=== TASK OBJECTIVE ===
Do not carry the pictures over; copy every other part of the entries exactly.

=== TASK MATERIAL ===
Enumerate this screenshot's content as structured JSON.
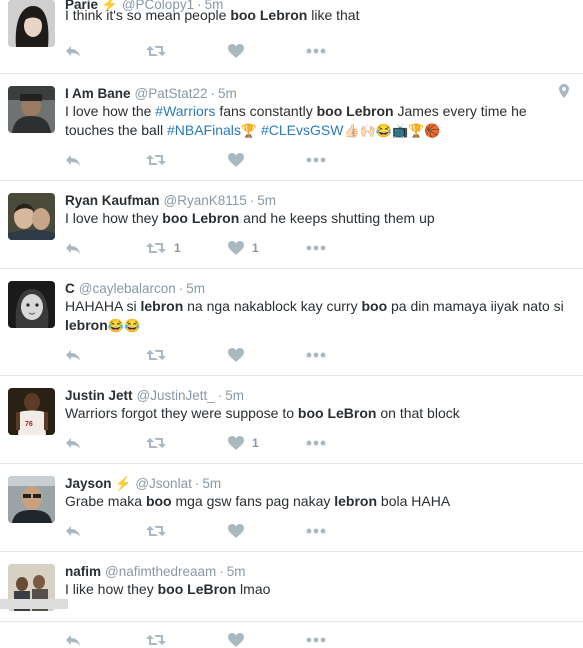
{
  "tweets": [
    {
      "name": "Parie",
      "has_bolt": true,
      "handle": "@PColopy1",
      "time": "5m",
      "parts": [
        {
          "t": "I think it's so mean people "
        },
        {
          "t": "boo Lebron",
          "b": true
        },
        {
          "t": " like that"
        }
      ],
      "rt_count": "",
      "like_count": "",
      "avatar": "woman-dark-hair"
    },
    {
      "name": "I Am Bane",
      "has_bolt": false,
      "handle": "@PatStat22",
      "time": "5m",
      "location_icon": true,
      "parts": [
        {
          "t": "I love how the "
        },
        {
          "t": "#Warriors",
          "tag": true
        },
        {
          "t": " fans constantly "
        },
        {
          "t": "boo Lebron",
          "b": true
        },
        {
          "t": " James every time he touches the ball "
        },
        {
          "t": "#NBAFinals",
          "tag": true
        },
        {
          "t": "🏆",
          "e": true
        },
        {
          "t": " "
        },
        {
          "t": "#CLEvsGSW",
          "tag": true
        },
        {
          "t": " 👍🏻🙌🏻😂📺🏆🏀",
          "e": true
        }
      ],
      "rt_count": "",
      "like_count": "",
      "avatar": "man-hat"
    },
    {
      "name": "Ryan Kaufman",
      "has_bolt": false,
      "handle": "@RyanK8115",
      "time": "5m",
      "parts": [
        {
          "t": "I love how they "
        },
        {
          "t": "boo Lebron",
          "b": true
        },
        {
          "t": " and he keeps shutting them up"
        }
      ],
      "rt_count": "1",
      "like_count": "1",
      "avatar": "couple"
    },
    {
      "name": "C",
      "has_bolt": false,
      "handle": "@caylebalarcon",
      "time": "5m",
      "parts": [
        {
          "t": "HAHAHA si "
        },
        {
          "t": "lebron",
          "b": true
        },
        {
          "t": " na nga nakablock kay curry "
        },
        {
          "t": "boo",
          "b": true
        },
        {
          "t": " pa din mamaya iiyak nato si "
        },
        {
          "t": "lebron",
          "b": true
        },
        {
          "t": " 😂😂",
          "e": true
        }
      ],
      "rt_count": "",
      "like_count": "",
      "avatar": "bw-child"
    },
    {
      "name": "Justin Jett",
      "has_bolt": false,
      "handle": "@JustinJett_",
      "time": "5m",
      "parts": [
        {
          "t": "Warriors forgot they were suppose to "
        },
        {
          "t": "boo LeBron",
          "b": true
        },
        {
          "t": " on that block"
        }
      ],
      "rt_count": "",
      "like_count": "1",
      "avatar": "player"
    },
    {
      "name": "Jayson",
      "has_bolt": true,
      "handle": "@Jsonlat",
      "time": "5m",
      "parts": [
        {
          "t": "Grabe maka "
        },
        {
          "t": "boo",
          "b": true
        },
        {
          "t": " mga gsw fans pag nakay "
        },
        {
          "t": "lebron",
          "b": true
        },
        {
          "t": " bola HAHA"
        }
      ],
      "rt_count": "",
      "like_count": "",
      "avatar": "man-selfie"
    },
    {
      "name": "nafim",
      "has_bolt": false,
      "handle": "@nafimthedreaam",
      "time": "5m",
      "parts": [
        {
          "t": "I like how they "
        },
        {
          "t": "boo LeBron",
          "b": true
        },
        {
          "t": " lmao"
        }
      ],
      "rt_count": "",
      "like_count": "",
      "avatar": "group"
    }
  ],
  "sep": "·",
  "bolt_glyph": "⚡"
}
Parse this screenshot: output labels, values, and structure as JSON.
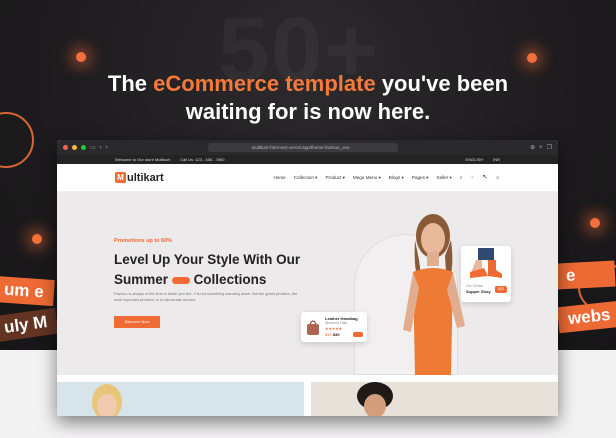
{
  "promo": {
    "headline_line1_prefix": "The ",
    "headline_accent": "eCommerce template",
    "headline_line1_suffix": " you've been",
    "headline_line2": "waiting for is now here.",
    "background_number": "50+",
    "ribbon_left_1": "um e",
    "ribbon_left_2": "uly M",
    "ribbon_right_1": "e",
    "ribbon_right_2": "webs",
    "accent_color": "#f57a3a"
  },
  "browser": {
    "url": "multikart-html-vert.vercel.app/theme-fashion_one",
    "icons": [
      "sidebar-icon",
      "back-icon",
      "forward-icon",
      "shield-icon",
      "reload-icon",
      "download-icon",
      "plus-icon",
      "tabs-icon"
    ]
  },
  "site": {
    "topbar_welcome": "Welcome to Our store Multikart",
    "topbar_phone": "Call Us: 123 - 456 - 7890",
    "language": "ENGLISH",
    "currency": "INR",
    "logo_letter": "M",
    "logo_rest": "ultikart",
    "menu": [
      "Home",
      "Collection",
      "Product",
      "Mega Menu",
      "Blogs",
      "Pages",
      "Seller"
    ],
    "hero": {
      "promo": "Promotions up to 60%",
      "title_line1": "Level Up Your Style With Our",
      "title_line2_a": "Summer",
      "title_line2_b": "Collections",
      "pill_text": "",
      "description": "Fashion is always of the time in which you live. It is not something standing alone. But the grand problem, the most important problem, is to rejuvenate women.",
      "cta": "Discover Now"
    },
    "card_bag": {
      "title": "Leather Handbag",
      "subtitle": "Women's Fash",
      "rating": "★★★★★",
      "price_old": "$46",
      "price_new": "$39",
      "badge": ""
    },
    "card_shoe": {
      "subtitle": "Our Choice",
      "title": "Supper Shoy",
      "badge": "$32"
    }
  }
}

=== SOLUTION TO THIS TASK ===
Enumerate this screenshot's content as structured JSON.
{
  "tweets": [
    {
      "name": "Parie",
      "has_bolt": true,
      "handle": "@PColopy1",
      "time": "5m",
      "parts": [
        {
          "t": "I think it's so mean people "
        },
        {
          "t": "boo Lebron",
          "b": true
        },
        {
          "t": " like that"
        }
      ],
      "rt_count": "",
      "like_count": "",
      "avatar": "woman-dark-hair"
    },
    {
      "name": "I Am Bane",
      "has_bolt": false,
      "handle": "@PatStat22",
      "time": "5m",
      "location_icon": true,
      "parts": [
        {
          "t": "I love how the "
        },
        {
          "t": "#Warriors",
          "tag": true
        },
        {
          "t": " fans constantly "
        },
        {
          "t": "boo Lebron",
          "b": true
        },
        {
          "t": " James every time he touches the ball "
        },
        {
          "t": "#NBAFinals",
          "tag": true
        },
        {
          "t": "🏆",
          "e": true
        },
        {
          "t": " "
        },
        {
          "t": "#CLEvsGSW",
          "tag": true
        },
        {
          "t": " 👍🏻🙌🏻😂📺🏆🏀",
          "e": true
        }
      ],
      "rt_count": "",
      "like_count": "",
      "avatar": "man-hat"
    },
    {
      "name": "Ryan Kaufman",
      "has_bolt": false,
      "handle": "@RyanK8115",
      "time": "5m",
      "parts": [
        {
          "t": "I love how they "
        },
        {
          "t": "boo Lebron",
          "b": true
        },
        {
          "t": " and he keeps shutting them up"
        }
      ],
      "rt_count": "1",
      "like_count": "1",
      "avatar": "couple"
    },
    {
      "name": "C",
      "has_bolt": false,
      "handle": "@caylebalarcon",
      "time": "5m",
      "parts": [
        {
          "t": "HAHAHA si "
        },
        {
          "t": "lebron",
          "b": true
        },
        {
          "t": " na nga nakablock kay curry "
        },
        {
          "t": "boo",
          "b": true
        },
        {
          "t": " pa din mamaya iiyak nato si "
        },
        {
          "t": "lebron",
          "b": true
        },
        {
          "t": " 😂😂",
          "e": true
        }
      ],
      "rt_count": "",
      "like_count": "",
      "avatar": "bw-child"
    },
    {
      "name": "Justin Jett",
      "has_bolt": false,
      "handle": "@JustinJett_",
      "time": "5m",
      "parts": [
        {
          "t": "Warriors forgot they were suppose to "
        },
        {
          "t": "boo LeBron",
          "b": true
        },
        {
          "t": " on that block"
        }
      ],
      "rt_count": "",
      "like_count": "1",
      "avatar": "player"
    },
    {
      "name": "Jayson",
      "has_bolt": true,
      "handle": "@Jsonlat",
      "time": "5m",
      "parts": [
        {
          "t": "Grabe maka "
        },
        {
          "t": "boo",
          "b": true
        },
        {
          "t": " mga gsw fans pag nakay "
        },
        {
          "t": "lebron",
          "b": true
        },
        {
          "t": " bola HAHA"
        }
      ],
      "rt_count": "",
      "like_count": "",
      "avatar": "man-selfie"
    },
    {
      "name": "nafim",
      "has_bolt": false,
      "handle": "@nafimthedreaam",
      "time": "5m",
      "parts": [
        {
          "t": "I like how they "
        },
        {
          "t": "boo LeBron",
          "b": true
        },
        {
          "t": " lmao"
        }
      ],
      "rt_count": "",
      "like_count": "",
      "avatar": "group"
    }
  ],
  "sep": "·",
  "bolt_glyph": "⚡"
}
Parse this screenshot: output labels, values, and structure as JSON.
{
  "promo": {
    "headline_line1_prefix": "The ",
    "headline_accent": "eCommerce template",
    "headline_line1_suffix": " you've been",
    "headline_line2": "waiting for is now here.",
    "background_number": "50+",
    "ribbon_left_1": "um e",
    "ribbon_left_2": "uly M",
    "ribbon_right_1": "e",
    "ribbon_right_2": "webs",
    "accent_color": "#f57a3a"
  },
  "browser": {
    "url": "multikart-html-vert.vercel.app/theme-fashion_one",
    "icons": [
      "sidebar-icon",
      "back-icon",
      "forward-icon",
      "shield-icon",
      "reload-icon",
      "download-icon",
      "plus-icon",
      "tabs-icon"
    ]
  },
  "site": {
    "topbar_welcome": "Welcome to Our store Multikart",
    "topbar_phone": "Call Us: 123 - 456 - 7890",
    "language": "ENGLISH",
    "currency": "INR",
    "logo_letter": "M",
    "logo_rest": "ultikart",
    "menu": [
      "Home",
      "Collection",
      "Product",
      "Mega Menu",
      "Blogs",
      "Pages",
      "Seller"
    ],
    "hero": {
      "promo": "Promotions up to 60%",
      "title_line1": "Level Up Your Style With Our",
      "title_line2_a": "Summer",
      "title_line2_b": "Collections",
      "pill_text": "",
      "description": "Fashion is always of the time in which you live. It is not something standing alone. But the grand problem, the most important problem, is to rejuvenate women.",
      "cta": "Discover Now"
    },
    "card_bag": {
      "title": "Leather Handbag",
      "subtitle": "Women's Fash",
      "rating": "★★★★★",
      "price_old": "$46",
      "price_new": "$39",
      "badge": ""
    },
    "card_shoe": {
      "subtitle": "Our Choice",
      "title": "Supper Shoy",
      "badge": "$32"
    }
  }
}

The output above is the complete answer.